Exercise instructions = Copy the entries below verbatim, starting at the line that contains "close-icon[interactable]: ✕ (131, 10, 138, 19)" and ending at the line that contains "bookmark-item[interactable]: Emails (111, 49, 141, 56)".
━━━ Information supplied
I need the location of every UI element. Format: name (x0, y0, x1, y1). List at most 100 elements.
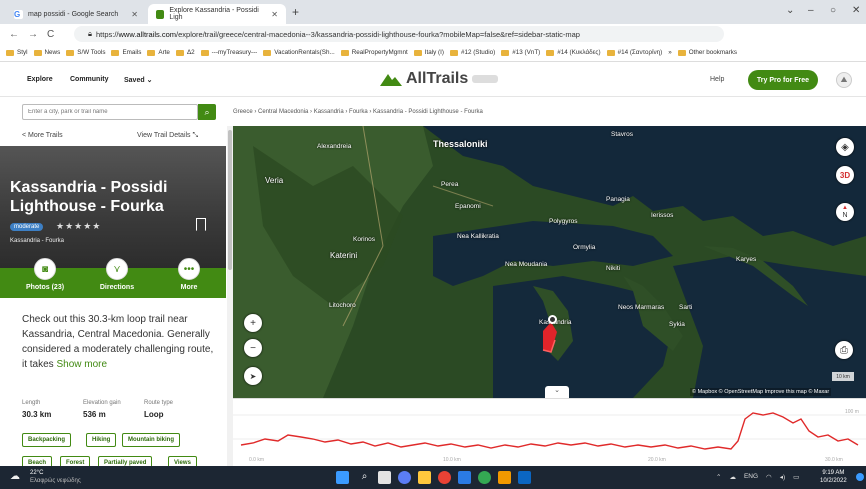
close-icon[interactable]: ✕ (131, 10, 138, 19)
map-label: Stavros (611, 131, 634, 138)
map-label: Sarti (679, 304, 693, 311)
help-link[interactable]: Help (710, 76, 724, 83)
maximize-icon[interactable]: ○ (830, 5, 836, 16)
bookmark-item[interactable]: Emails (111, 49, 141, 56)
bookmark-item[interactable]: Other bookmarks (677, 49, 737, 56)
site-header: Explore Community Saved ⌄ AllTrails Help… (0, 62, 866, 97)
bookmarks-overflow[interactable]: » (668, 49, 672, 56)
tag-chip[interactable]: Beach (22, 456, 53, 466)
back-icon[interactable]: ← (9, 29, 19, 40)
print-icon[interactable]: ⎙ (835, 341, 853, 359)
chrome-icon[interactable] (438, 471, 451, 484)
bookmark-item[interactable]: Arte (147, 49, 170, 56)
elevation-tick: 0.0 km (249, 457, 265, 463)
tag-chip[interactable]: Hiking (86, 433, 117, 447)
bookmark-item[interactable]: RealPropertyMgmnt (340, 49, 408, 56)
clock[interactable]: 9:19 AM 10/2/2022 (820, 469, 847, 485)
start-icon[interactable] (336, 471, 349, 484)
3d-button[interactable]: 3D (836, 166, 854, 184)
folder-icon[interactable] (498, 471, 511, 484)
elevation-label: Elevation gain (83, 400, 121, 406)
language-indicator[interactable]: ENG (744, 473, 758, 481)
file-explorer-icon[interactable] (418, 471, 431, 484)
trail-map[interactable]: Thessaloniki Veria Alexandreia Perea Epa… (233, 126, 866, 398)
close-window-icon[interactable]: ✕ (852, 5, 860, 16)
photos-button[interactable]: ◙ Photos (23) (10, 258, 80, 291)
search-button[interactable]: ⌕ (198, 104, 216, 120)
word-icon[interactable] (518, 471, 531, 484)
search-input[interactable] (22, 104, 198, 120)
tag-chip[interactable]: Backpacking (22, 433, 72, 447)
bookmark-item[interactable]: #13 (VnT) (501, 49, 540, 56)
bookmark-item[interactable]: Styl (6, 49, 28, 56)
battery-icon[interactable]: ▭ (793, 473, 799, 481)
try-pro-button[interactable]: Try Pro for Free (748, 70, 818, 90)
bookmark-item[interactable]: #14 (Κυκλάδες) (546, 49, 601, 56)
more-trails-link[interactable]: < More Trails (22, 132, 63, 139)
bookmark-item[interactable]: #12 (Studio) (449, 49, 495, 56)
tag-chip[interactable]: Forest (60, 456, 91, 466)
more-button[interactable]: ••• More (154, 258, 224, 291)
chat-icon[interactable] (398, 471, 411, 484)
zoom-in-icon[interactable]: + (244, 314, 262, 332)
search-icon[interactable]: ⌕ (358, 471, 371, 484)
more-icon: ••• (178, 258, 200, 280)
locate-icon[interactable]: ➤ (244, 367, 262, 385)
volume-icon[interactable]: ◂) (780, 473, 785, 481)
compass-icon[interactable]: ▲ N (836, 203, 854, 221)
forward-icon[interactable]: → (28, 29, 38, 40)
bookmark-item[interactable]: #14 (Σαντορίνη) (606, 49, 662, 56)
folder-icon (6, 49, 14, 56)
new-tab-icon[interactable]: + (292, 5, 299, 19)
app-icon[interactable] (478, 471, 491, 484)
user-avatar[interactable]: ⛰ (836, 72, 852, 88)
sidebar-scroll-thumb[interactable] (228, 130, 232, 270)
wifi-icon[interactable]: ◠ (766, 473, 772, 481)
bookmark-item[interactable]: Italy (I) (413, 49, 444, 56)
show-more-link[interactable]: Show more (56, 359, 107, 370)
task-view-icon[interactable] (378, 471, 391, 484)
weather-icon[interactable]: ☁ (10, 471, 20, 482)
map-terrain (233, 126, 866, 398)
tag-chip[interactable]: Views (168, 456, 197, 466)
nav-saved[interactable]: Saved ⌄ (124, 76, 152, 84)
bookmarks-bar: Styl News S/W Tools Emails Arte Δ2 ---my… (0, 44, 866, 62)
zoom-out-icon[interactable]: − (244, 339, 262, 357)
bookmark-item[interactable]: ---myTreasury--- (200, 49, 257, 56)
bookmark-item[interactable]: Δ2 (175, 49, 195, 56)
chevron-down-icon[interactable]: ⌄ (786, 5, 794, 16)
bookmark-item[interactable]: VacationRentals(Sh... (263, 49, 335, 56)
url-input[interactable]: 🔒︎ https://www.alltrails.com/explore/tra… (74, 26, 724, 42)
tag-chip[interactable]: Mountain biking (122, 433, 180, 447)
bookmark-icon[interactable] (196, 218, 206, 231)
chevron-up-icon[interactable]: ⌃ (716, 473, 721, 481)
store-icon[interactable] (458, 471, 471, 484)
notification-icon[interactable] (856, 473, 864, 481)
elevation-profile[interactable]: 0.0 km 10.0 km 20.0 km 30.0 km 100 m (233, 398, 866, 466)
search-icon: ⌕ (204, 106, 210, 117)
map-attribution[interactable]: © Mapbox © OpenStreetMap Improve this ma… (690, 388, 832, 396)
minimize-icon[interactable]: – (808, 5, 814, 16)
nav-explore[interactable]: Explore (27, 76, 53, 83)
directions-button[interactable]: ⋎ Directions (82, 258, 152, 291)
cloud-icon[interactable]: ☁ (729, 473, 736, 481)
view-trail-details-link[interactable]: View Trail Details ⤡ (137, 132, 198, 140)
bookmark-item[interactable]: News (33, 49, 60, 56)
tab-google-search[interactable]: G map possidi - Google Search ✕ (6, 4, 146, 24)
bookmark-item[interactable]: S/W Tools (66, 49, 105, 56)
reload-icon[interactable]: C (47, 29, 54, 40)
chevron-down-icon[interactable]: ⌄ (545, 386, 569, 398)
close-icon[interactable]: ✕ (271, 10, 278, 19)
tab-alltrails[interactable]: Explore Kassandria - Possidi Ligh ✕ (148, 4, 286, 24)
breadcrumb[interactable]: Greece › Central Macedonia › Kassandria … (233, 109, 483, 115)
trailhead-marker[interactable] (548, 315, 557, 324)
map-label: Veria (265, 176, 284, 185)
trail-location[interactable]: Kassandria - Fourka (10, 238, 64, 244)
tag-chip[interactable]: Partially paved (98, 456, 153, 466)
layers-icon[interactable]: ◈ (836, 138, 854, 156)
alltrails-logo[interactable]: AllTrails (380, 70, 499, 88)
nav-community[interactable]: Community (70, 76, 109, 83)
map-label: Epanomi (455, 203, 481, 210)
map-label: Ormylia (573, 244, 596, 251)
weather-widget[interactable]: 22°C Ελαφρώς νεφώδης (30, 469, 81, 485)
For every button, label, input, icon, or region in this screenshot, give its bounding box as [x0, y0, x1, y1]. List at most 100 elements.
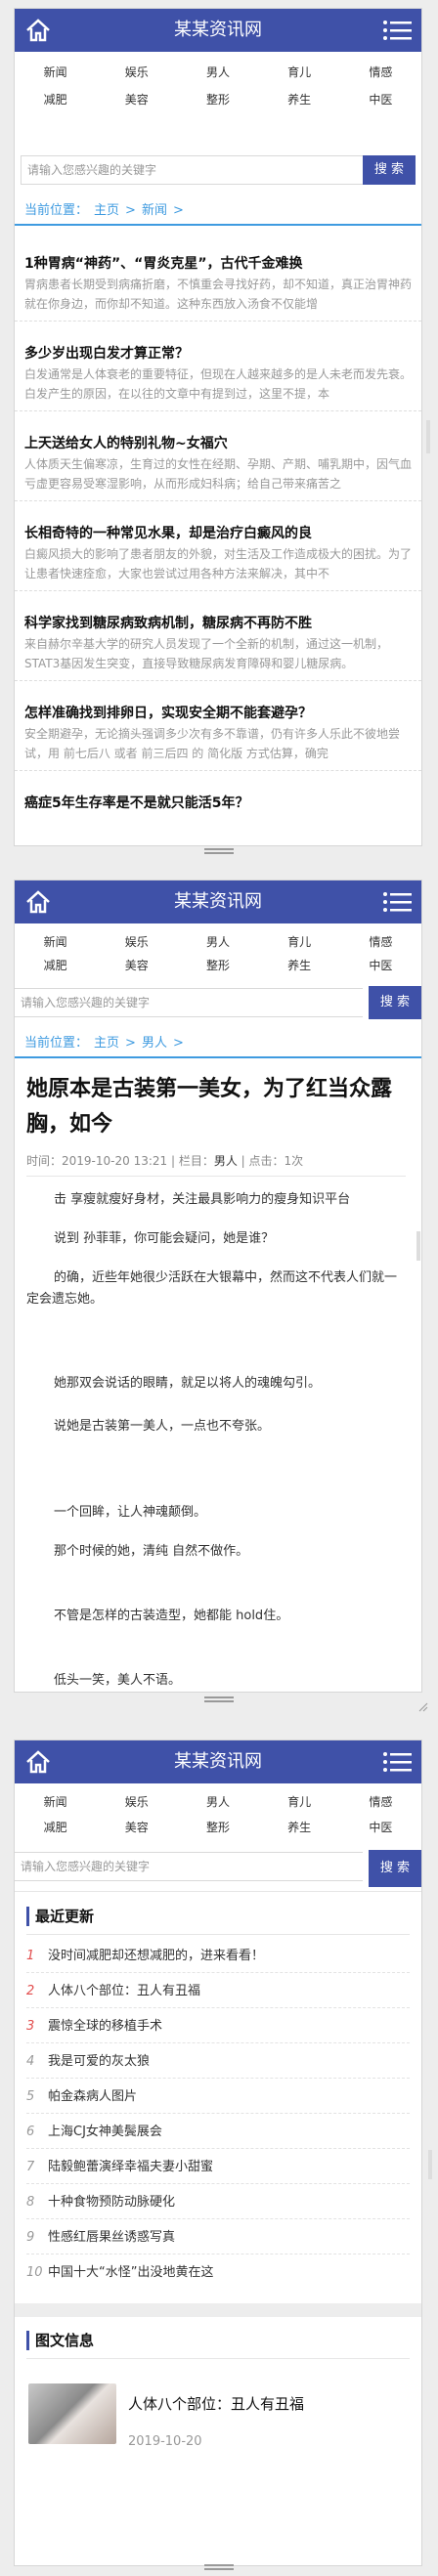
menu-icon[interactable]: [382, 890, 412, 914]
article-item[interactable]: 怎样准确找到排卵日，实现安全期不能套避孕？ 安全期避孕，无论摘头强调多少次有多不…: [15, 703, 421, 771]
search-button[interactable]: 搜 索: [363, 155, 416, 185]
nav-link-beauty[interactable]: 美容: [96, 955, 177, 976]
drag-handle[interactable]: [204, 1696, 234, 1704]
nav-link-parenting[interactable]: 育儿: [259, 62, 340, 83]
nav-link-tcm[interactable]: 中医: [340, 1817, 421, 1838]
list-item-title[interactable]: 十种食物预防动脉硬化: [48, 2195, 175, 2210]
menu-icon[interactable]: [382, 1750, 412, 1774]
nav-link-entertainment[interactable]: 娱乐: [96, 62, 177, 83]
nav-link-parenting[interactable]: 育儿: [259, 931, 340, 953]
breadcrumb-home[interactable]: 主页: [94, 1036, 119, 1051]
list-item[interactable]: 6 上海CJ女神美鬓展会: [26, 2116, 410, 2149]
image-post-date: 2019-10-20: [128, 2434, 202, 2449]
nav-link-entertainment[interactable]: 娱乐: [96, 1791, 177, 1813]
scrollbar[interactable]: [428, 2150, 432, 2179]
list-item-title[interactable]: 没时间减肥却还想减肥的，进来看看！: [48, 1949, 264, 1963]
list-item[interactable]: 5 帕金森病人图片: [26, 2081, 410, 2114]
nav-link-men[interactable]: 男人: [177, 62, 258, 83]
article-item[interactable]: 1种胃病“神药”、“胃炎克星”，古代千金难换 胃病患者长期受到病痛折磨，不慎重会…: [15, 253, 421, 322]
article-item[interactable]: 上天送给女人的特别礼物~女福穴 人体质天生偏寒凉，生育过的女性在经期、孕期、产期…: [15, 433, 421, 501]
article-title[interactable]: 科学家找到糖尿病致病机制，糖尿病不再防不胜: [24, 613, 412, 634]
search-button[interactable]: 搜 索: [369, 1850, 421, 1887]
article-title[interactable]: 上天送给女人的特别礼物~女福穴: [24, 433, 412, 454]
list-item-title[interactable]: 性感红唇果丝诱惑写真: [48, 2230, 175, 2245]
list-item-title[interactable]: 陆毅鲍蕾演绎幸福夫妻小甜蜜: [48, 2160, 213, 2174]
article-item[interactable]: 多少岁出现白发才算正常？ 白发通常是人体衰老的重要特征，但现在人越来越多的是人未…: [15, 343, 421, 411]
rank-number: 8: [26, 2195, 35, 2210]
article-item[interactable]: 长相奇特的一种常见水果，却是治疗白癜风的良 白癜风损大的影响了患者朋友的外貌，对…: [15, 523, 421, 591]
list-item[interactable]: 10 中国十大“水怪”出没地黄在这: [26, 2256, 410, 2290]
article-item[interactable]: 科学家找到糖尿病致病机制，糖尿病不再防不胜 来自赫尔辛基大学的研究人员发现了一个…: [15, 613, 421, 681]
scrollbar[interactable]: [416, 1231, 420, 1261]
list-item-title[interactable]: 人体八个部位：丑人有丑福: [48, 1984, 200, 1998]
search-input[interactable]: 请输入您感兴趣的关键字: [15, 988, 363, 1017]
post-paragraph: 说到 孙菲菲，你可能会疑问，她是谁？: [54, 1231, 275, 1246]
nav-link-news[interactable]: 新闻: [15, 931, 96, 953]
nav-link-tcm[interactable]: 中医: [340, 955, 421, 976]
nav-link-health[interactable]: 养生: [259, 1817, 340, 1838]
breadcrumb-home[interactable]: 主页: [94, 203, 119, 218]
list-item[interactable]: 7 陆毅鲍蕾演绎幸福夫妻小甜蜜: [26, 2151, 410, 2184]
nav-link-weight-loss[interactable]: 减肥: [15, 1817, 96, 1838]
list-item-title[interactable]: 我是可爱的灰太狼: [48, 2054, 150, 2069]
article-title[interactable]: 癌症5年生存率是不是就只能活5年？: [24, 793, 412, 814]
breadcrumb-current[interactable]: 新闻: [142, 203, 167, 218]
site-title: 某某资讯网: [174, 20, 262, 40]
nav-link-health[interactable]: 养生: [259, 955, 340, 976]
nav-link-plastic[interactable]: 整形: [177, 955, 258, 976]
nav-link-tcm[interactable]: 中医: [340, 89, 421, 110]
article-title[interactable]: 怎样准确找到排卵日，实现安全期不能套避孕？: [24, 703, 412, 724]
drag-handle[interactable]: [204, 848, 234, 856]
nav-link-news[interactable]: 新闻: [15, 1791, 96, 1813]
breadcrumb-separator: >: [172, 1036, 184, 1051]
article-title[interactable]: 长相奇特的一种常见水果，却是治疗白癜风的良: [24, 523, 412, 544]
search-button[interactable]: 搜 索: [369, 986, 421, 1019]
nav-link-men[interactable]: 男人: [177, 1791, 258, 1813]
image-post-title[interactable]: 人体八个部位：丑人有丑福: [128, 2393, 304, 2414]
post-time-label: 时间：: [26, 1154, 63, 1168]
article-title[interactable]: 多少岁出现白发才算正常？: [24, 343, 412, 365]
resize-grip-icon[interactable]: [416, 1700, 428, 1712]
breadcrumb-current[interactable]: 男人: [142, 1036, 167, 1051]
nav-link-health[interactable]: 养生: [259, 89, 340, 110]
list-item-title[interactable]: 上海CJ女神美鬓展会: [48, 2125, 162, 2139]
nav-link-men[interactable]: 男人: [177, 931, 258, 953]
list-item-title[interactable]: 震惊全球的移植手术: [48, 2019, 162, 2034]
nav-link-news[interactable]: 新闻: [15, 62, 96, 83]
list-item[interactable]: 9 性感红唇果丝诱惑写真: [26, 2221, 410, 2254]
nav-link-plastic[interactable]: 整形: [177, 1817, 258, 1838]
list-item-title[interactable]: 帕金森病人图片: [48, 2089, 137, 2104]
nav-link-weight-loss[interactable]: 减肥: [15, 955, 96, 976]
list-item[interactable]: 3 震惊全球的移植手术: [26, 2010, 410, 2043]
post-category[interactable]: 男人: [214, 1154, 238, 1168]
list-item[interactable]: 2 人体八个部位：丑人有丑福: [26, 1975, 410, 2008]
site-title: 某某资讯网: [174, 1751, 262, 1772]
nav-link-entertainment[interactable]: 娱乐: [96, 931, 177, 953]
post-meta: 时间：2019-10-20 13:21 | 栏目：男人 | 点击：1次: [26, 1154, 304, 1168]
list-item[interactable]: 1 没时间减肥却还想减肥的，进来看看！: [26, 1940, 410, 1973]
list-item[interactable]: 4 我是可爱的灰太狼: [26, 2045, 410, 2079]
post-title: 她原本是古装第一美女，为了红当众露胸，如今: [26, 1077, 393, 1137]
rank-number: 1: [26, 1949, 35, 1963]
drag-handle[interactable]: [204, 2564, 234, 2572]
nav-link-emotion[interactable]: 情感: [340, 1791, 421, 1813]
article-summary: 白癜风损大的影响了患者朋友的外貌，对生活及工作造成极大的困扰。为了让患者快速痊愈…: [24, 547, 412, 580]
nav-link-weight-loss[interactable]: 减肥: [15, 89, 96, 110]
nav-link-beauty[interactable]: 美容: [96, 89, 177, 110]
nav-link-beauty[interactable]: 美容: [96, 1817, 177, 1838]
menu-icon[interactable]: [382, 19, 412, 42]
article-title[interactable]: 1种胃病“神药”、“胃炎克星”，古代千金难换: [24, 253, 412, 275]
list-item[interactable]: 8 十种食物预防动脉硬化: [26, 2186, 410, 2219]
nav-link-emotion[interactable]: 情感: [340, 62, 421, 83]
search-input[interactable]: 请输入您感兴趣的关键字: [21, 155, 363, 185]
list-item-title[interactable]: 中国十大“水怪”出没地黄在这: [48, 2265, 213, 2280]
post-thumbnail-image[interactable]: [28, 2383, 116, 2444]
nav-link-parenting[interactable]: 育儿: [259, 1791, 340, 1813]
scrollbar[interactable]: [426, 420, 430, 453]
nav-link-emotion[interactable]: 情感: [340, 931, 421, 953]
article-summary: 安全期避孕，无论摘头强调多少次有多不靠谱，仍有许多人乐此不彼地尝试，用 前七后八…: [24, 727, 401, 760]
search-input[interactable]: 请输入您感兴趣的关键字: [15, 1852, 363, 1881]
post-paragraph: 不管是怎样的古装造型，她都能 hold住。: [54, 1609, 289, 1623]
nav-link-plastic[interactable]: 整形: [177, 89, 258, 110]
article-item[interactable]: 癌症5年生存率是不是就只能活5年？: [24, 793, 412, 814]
━━━━━━
The response =
close-icon[interactable]: ✕ (131, 10, 138, 19)
map-label: Stavros (611, 131, 634, 138)
map-label: Sarti (679, 304, 693, 311)
help-link[interactable]: Help (710, 76, 724, 83)
maximize-icon[interactable]: ○ (830, 5, 836, 16)
bookmark-item[interactable]: Emails (111, 49, 141, 56)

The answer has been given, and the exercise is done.